Of the lines in these entries, how many contain the string "Disparitis"? Give the number and nothing else.

## start Dataset

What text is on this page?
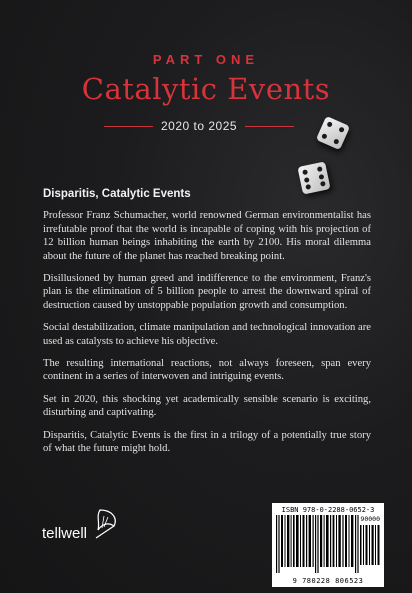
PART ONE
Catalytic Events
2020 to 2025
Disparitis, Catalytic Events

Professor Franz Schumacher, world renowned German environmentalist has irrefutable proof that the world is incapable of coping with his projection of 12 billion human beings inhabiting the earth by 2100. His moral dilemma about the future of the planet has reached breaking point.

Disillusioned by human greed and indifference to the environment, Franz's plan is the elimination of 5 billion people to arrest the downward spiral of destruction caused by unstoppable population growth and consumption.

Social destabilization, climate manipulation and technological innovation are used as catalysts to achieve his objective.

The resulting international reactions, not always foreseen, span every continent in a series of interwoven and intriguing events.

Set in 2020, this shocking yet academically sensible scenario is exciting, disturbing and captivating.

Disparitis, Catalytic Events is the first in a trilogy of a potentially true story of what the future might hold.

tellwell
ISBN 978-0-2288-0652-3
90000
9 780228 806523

## end Dataset

## The reply
2